(Goal) Find each line holding the word "including" and give the number of such lines, nothing else.

(Dataset records)
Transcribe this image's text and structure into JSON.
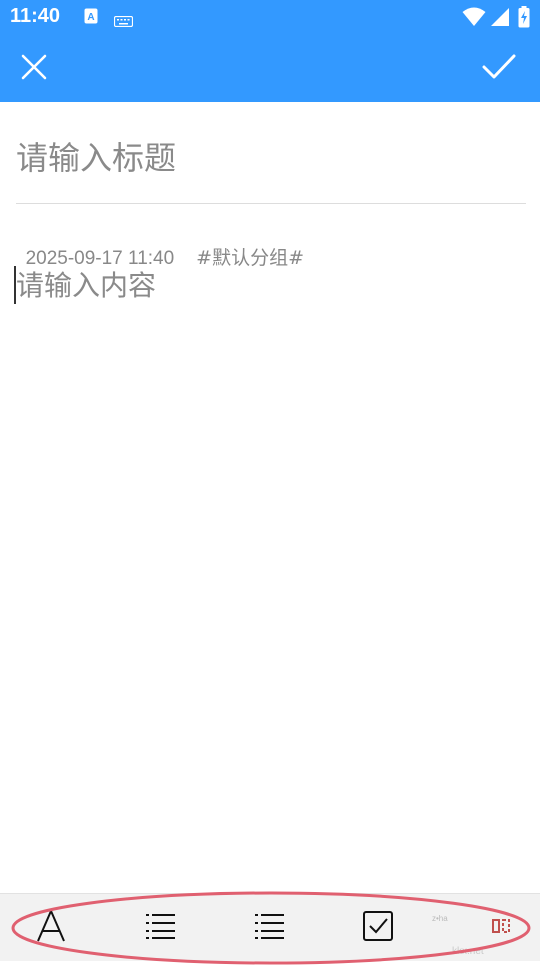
{
  "status_bar": {
    "time": "11:40",
    "left_icons": [
      "text-input-icon",
      "keyboard-icon"
    ],
    "right_icons": [
      "wifi-icon",
      "cellular-signal-icon",
      "battery-charging-icon"
    ]
  },
  "app_bar": {
    "close_icon": "close-icon",
    "confirm_icon": "checkmark-icon",
    "background_color": "#3399ff"
  },
  "editor": {
    "title_placeholder": "请输入标题",
    "date": "2025-09-17 11:40",
    "group": "#默认分组#",
    "content_placeholder": "请输入内容"
  },
  "toolbar": {
    "tools": [
      {
        "icon": "font-style-icon"
      },
      {
        "icon": "bulleted-list-icon"
      },
      {
        "icon": "numbered-list-icon"
      },
      {
        "icon": "checkbox-icon"
      },
      {
        "icon": "more-tools-icon"
      }
    ]
  },
  "watermark": "kkx.net",
  "colors": {
    "accent": "#3399ff",
    "placeholder": "#8a8a8a",
    "meta_text": "#888888",
    "toolbar_bg": "#f2f2f2",
    "highlight_ring": "#e06070"
  }
}
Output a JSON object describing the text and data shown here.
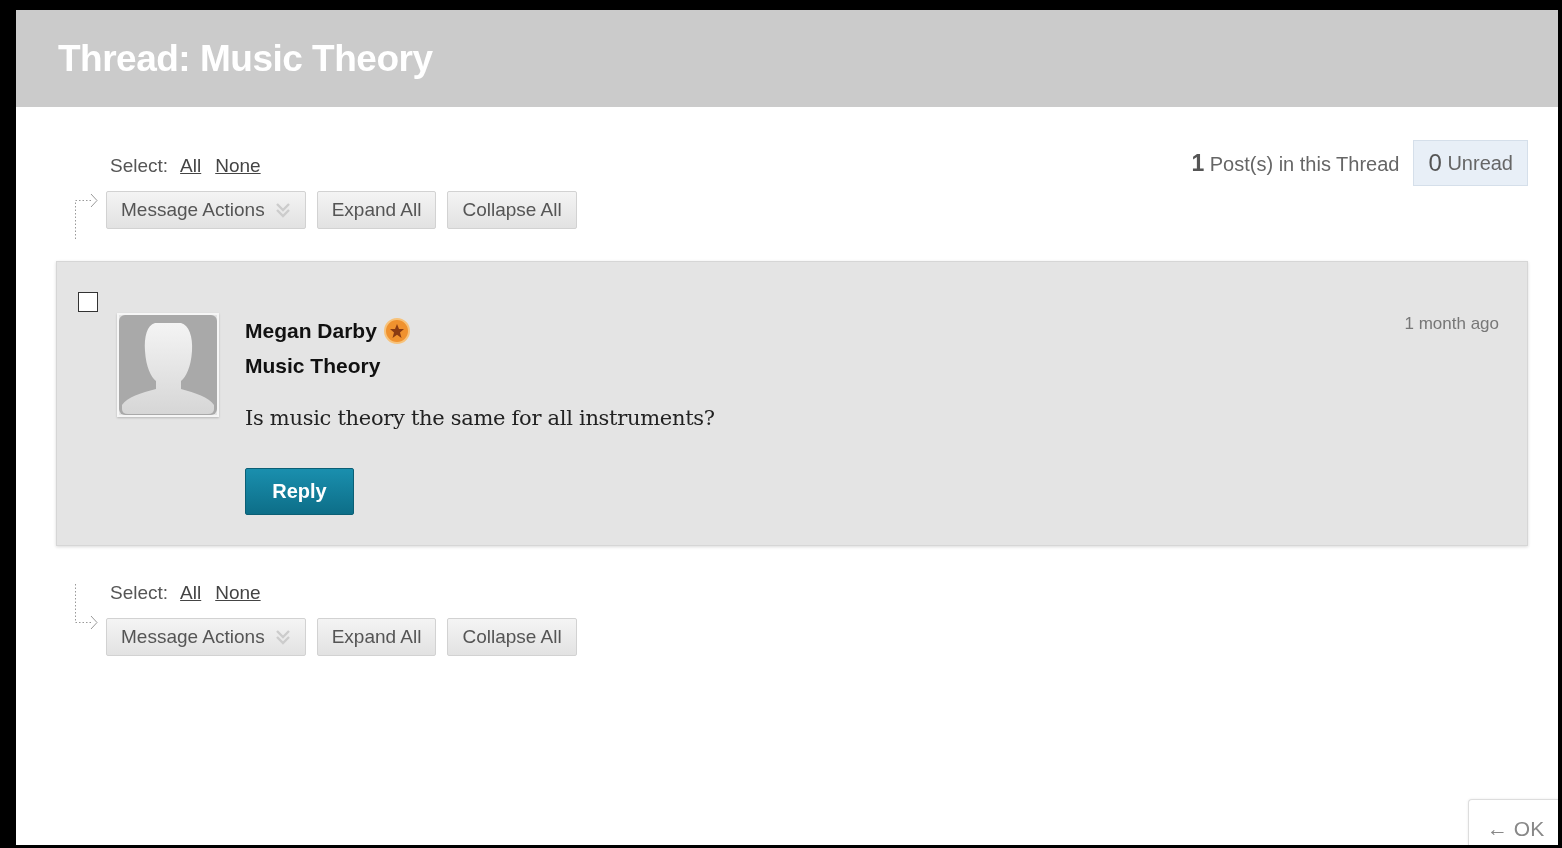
{
  "title": "Thread: Music Theory",
  "thread_info": {
    "post_count": "1",
    "post_label": "Post(s) in this Thread",
    "unread_count": "0",
    "unread_label": "Unread"
  },
  "toolbars": [
    {
      "kind": "top",
      "select_label": "Select:",
      "select_all": "All",
      "select_none": "None",
      "buttons": [
        {
          "label": "Message Actions",
          "kind": "menu"
        },
        {
          "label": "Expand All",
          "kind": "plain"
        },
        {
          "label": "Collapse All",
          "kind": "plain"
        }
      ]
    },
    {
      "kind": "bottom",
      "select_label": "Select:",
      "select_all": "All",
      "select_none": "None",
      "buttons": [
        {
          "label": "Message Actions",
          "kind": "menu"
        },
        {
          "label": "Expand All",
          "kind": "plain"
        },
        {
          "label": "Collapse All",
          "kind": "plain"
        }
      ]
    }
  ],
  "posts": [
    {
      "checked": false,
      "author": "Megan Darby",
      "subject": "Music Theory",
      "body": "Is music theory the same for all instruments?",
      "time": "1 month ago",
      "reply_label": "Reply"
    }
  ],
  "ok_button": "← OK"
}
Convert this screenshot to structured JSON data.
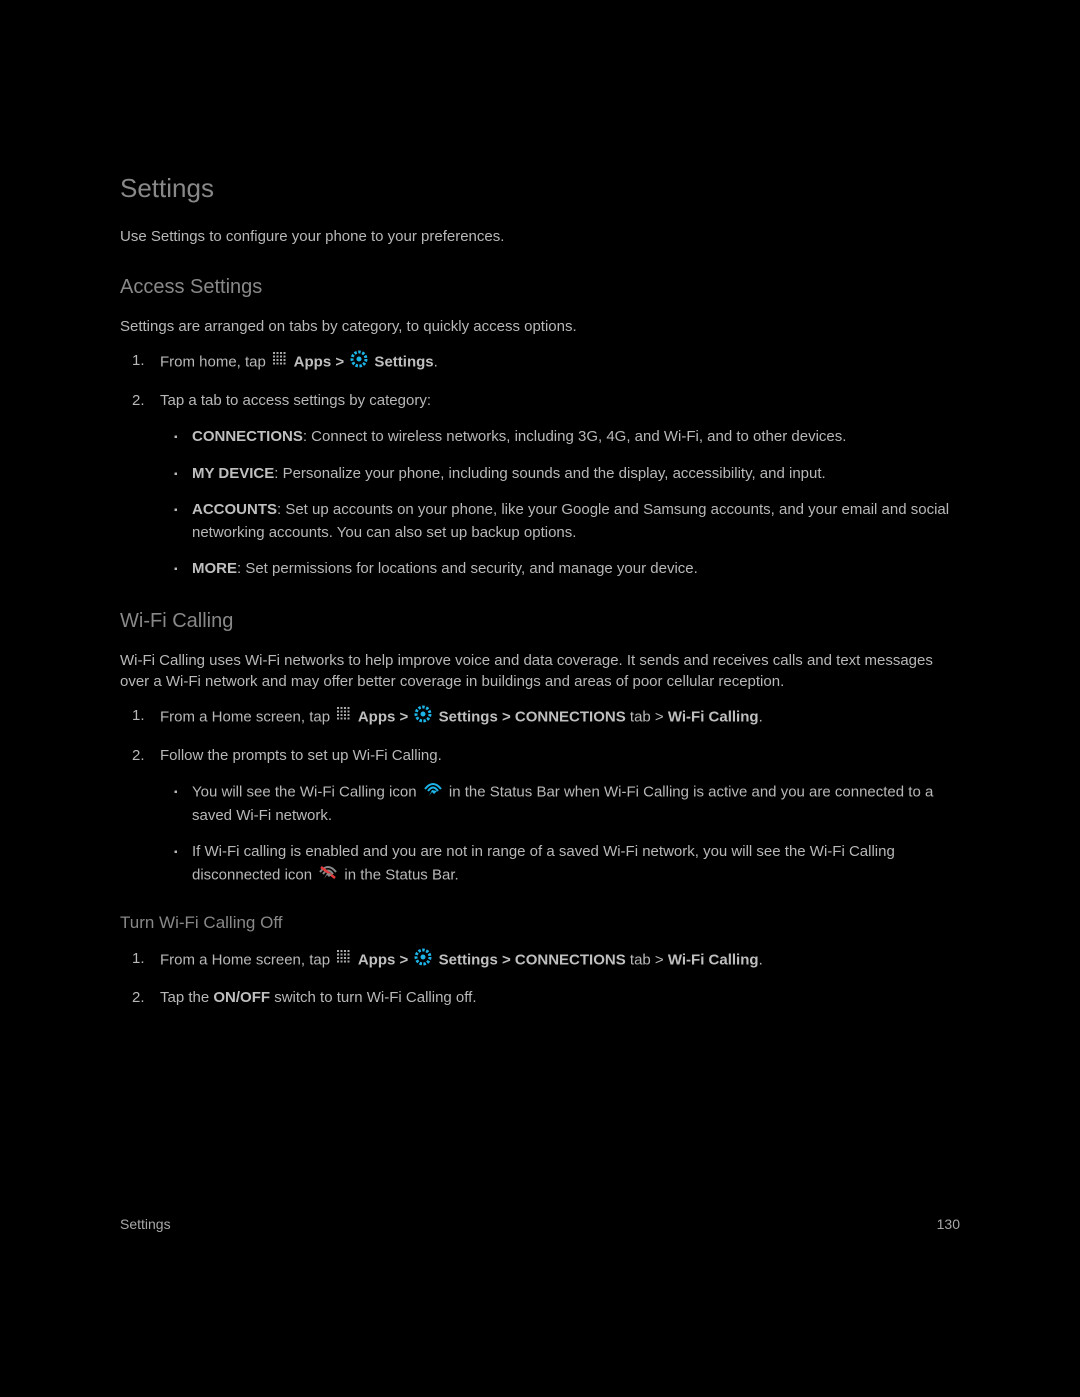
{
  "page": {
    "title": "Settings",
    "intro": "Use Settings to configure your phone to your preferences.",
    "footer_left": "Settings",
    "footer_right": "130"
  },
  "access_settings": {
    "heading": "Access Settings",
    "intro": "Settings are arranged on tabs by category, to quickly access options.",
    "step1_pre": "From home, tap ",
    "apps_label": " Apps > ",
    "settings_label": " Settings",
    "step1_post": ".",
    "step2": "Tap a tab to access settings by category:",
    "tabs": {
      "connections_label": "CONNECTIONS",
      "connections_text": ": Connect to wireless networks, including 3G, 4G, and Wi-Fi, and to other devices.",
      "mydevice_label": "MY DEVICE",
      "mydevice_text": ": Personalize your phone, including sounds and the display, accessibility, and input.",
      "accounts_label": "ACCOUNTS",
      "accounts_text": ": Set up accounts on your phone, like your Google and Samsung accounts, and your email and social networking accounts. You can also set up backup options.",
      "more_label": "MORE",
      "more_text": ": Set permissions for locations and security, and manage your device."
    }
  },
  "wifi_calling": {
    "heading": "Wi-Fi Calling",
    "intro": "Wi-Fi Calling uses Wi-Fi networks to help improve voice and data coverage. It sends and receives calls and text messages over a Wi-Fi network and may offer better coverage in buildings and areas of poor cellular reception.",
    "step1_pre": "From a Home screen, tap ",
    "apps_label": " Apps > ",
    "settings_label": " Settings > CONNECTIONS",
    "step1_tab": " tab > ",
    "step1_wifi": "Wi-Fi Calling",
    "step1_post": ".",
    "step2": "Follow the prompts to set up Wi-Fi Calling.",
    "note1_pre": "You will see the Wi-Fi Calling icon ",
    "note1_post": " in the Status Bar when Wi-Fi Calling is active and you are connected to a saved Wi-Fi network.",
    "note2_pre": "If Wi-Fi calling is enabled and you are not in range of a saved Wi-Fi network, you will see the Wi-Fi Calling disconnected icon ",
    "note2_post": " in the Status Bar."
  },
  "turn_off": {
    "heading": "Turn Wi-Fi Calling Off",
    "step1_pre": "From a Home screen, tap ",
    "apps_label": " Apps > ",
    "settings_label": " Settings > CONNECTIONS",
    "step1_tab": " tab > ",
    "step1_wifi": "Wi-Fi Calling",
    "step1_post": ".",
    "step2_pre": "Tap the ",
    "step2_bold": "ON/OFF",
    "step2_post": " switch to turn Wi-Fi Calling off."
  }
}
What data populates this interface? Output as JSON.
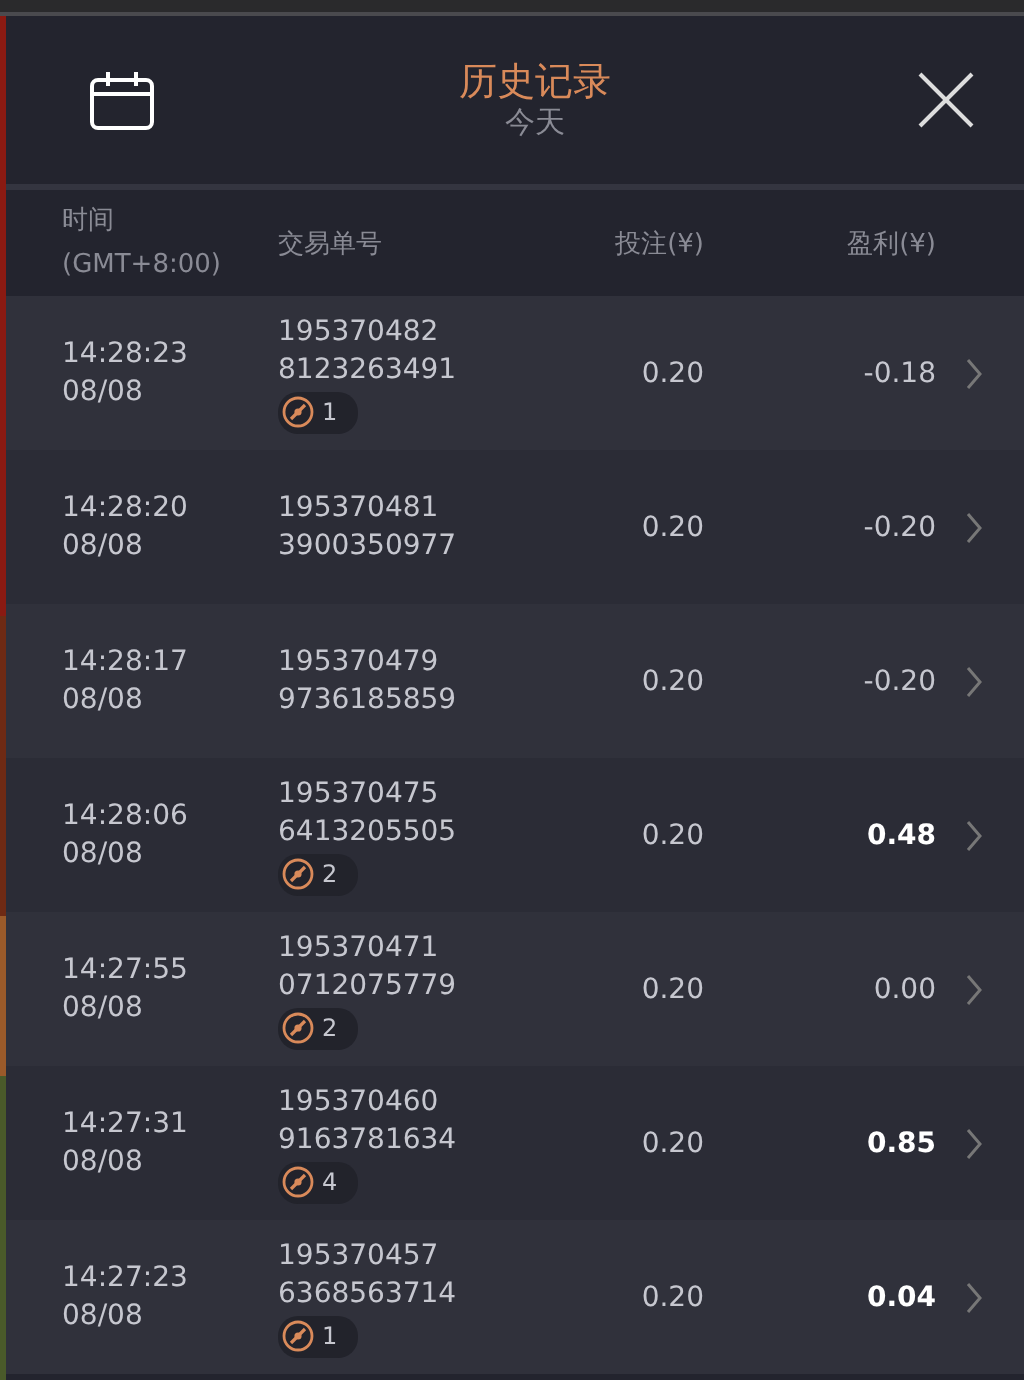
{
  "header": {
    "title": "历史记录",
    "subtitle": "今天"
  },
  "columns": {
    "time": [
      "时间",
      "(GMT+8:00)"
    ],
    "order": "交易单号",
    "bet": "投注(¥)",
    "profit": "盈利(¥)"
  },
  "rows": [
    {
      "time": "14:28:23",
      "date": "08/08",
      "order": [
        "195370482",
        "8123263491"
      ],
      "badge": "1",
      "bet": "0.20",
      "profit": "-0.18",
      "highlight": false
    },
    {
      "time": "14:28:20",
      "date": "08/08",
      "order": [
        "195370481",
        "3900350977"
      ],
      "bet": "0.20",
      "profit": "-0.20",
      "highlight": false
    },
    {
      "time": "14:28:17",
      "date": "08/08",
      "order": [
        "195370479",
        "9736185859"
      ],
      "bet": "0.20",
      "profit": "-0.20",
      "highlight": false
    },
    {
      "time": "14:28:06",
      "date": "08/08",
      "order": [
        "195370475",
        "6413205505"
      ],
      "badge": "2",
      "bet": "0.20",
      "profit": "0.48",
      "highlight": true
    },
    {
      "time": "14:27:55",
      "date": "08/08",
      "order": [
        "195370471",
        "0712075779"
      ],
      "badge": "2",
      "bet": "0.20",
      "profit": "0.00",
      "highlight": false
    },
    {
      "time": "14:27:31",
      "date": "08/08",
      "order": [
        "195370460",
        "9163781634"
      ],
      "badge": "4",
      "bet": "0.20",
      "profit": "0.85",
      "highlight": true
    },
    {
      "time": "14:27:23",
      "date": "08/08",
      "order": [
        "195370457",
        "6368563714"
      ],
      "badge": "1",
      "bet": "0.20",
      "profit": "0.04",
      "highlight": true
    }
  ]
}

(Response to the task) 2